• **Your goal**
Say how many lines hold the string "Temperature"; please write nothing but the number.

+---+

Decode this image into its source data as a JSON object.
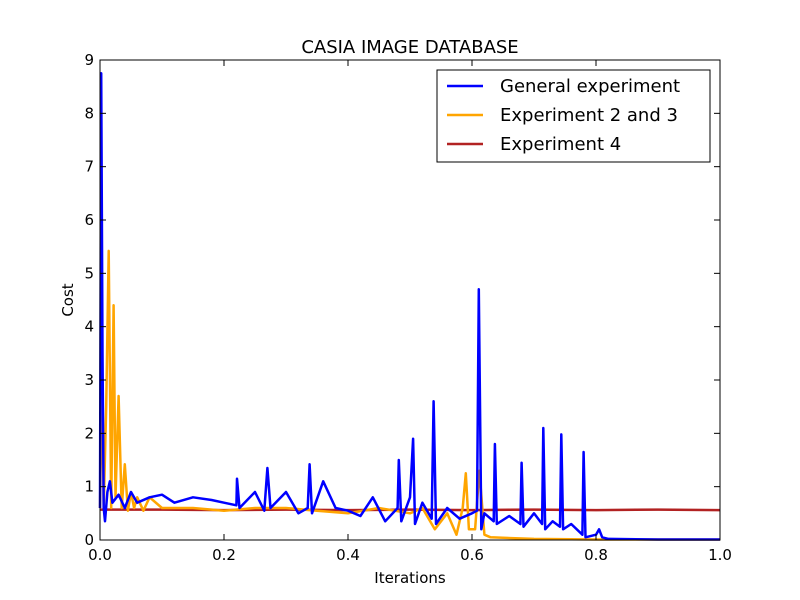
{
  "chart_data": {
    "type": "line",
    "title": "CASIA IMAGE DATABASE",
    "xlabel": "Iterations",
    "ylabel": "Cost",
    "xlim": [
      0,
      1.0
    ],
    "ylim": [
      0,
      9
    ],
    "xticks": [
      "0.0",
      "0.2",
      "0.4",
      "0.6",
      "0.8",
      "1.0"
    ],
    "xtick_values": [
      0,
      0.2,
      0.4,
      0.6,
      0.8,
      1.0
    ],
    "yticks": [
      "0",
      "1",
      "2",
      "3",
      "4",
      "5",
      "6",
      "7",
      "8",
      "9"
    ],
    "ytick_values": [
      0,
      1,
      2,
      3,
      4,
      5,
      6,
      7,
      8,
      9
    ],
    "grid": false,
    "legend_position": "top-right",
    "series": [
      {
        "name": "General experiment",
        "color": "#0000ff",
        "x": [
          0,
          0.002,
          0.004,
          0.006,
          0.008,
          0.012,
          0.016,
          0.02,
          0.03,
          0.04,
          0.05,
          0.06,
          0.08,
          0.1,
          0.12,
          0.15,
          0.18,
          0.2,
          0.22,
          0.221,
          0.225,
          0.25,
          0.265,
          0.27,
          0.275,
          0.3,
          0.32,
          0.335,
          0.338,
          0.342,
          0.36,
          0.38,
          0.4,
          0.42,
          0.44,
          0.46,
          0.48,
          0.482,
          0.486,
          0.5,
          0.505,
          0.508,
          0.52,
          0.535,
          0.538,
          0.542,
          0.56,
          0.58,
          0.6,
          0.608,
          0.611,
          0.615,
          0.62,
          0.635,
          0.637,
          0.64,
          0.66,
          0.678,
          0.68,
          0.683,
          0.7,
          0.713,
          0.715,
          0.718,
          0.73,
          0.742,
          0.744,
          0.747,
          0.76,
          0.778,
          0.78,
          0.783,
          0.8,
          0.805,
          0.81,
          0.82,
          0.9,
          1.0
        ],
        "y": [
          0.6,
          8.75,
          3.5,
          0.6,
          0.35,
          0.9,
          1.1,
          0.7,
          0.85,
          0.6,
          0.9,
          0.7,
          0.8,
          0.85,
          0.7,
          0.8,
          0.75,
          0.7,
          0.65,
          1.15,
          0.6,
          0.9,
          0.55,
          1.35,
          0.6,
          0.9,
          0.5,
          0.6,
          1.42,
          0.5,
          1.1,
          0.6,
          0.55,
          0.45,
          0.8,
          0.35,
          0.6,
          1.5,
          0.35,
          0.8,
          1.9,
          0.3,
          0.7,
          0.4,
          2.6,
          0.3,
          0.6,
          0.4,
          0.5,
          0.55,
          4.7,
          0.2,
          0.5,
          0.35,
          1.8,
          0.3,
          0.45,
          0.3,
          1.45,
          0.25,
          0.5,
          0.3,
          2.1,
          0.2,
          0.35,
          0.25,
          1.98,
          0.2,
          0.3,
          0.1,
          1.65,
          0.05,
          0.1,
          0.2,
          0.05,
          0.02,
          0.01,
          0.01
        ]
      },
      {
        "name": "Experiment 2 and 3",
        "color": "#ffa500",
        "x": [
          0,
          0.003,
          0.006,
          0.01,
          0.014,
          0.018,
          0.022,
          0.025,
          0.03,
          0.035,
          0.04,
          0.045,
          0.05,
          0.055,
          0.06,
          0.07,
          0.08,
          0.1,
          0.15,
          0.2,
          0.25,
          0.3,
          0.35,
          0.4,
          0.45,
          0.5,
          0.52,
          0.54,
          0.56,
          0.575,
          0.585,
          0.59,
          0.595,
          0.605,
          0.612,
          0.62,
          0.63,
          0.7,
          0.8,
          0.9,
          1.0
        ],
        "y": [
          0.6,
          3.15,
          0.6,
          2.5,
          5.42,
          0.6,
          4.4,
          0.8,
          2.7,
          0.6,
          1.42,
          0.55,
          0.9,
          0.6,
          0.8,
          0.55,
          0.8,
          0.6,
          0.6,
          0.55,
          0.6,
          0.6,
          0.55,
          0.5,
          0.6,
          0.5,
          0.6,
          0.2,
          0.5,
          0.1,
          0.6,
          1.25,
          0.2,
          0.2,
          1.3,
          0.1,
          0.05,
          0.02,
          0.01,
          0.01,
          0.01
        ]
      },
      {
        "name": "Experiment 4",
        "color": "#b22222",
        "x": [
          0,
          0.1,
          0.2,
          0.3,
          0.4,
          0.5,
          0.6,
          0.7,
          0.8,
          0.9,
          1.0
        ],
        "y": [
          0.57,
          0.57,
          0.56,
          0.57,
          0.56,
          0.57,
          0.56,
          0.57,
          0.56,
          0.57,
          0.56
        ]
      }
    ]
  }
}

+---+

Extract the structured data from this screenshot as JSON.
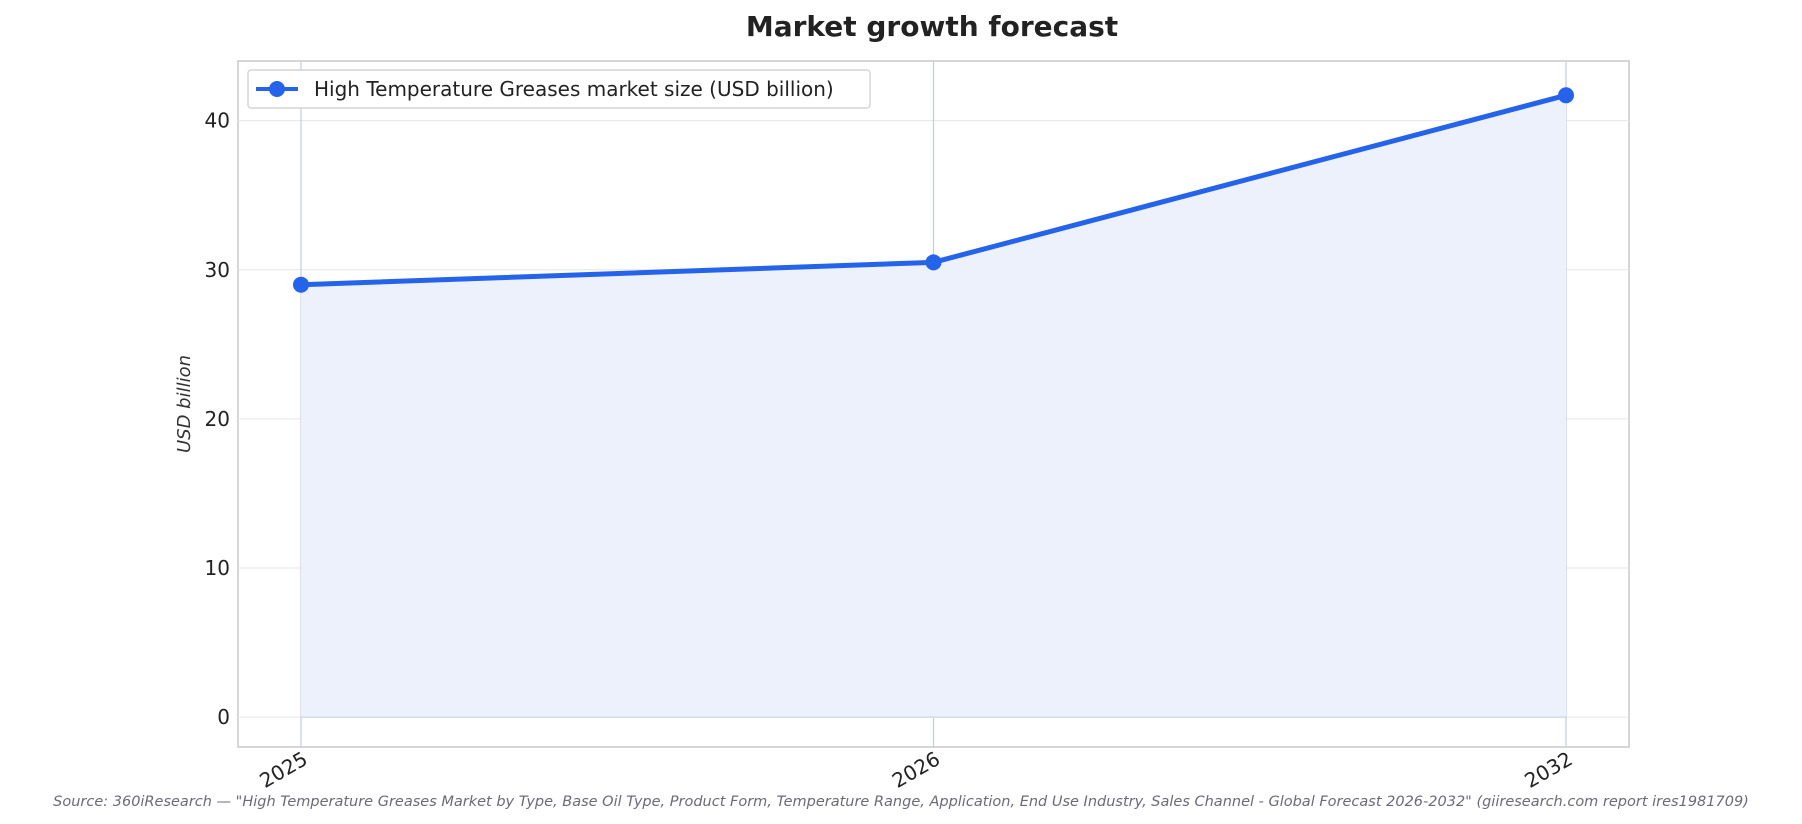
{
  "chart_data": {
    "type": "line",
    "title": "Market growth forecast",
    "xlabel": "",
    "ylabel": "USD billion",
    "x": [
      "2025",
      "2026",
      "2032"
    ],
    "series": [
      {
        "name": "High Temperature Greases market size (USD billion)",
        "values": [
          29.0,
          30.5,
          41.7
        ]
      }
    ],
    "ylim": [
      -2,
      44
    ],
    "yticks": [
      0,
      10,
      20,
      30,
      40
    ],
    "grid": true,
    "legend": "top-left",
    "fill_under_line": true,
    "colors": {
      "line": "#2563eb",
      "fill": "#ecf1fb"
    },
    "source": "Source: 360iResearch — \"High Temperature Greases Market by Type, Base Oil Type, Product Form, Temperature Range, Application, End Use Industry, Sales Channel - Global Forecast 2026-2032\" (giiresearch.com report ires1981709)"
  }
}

+---+

• **Final answer**
2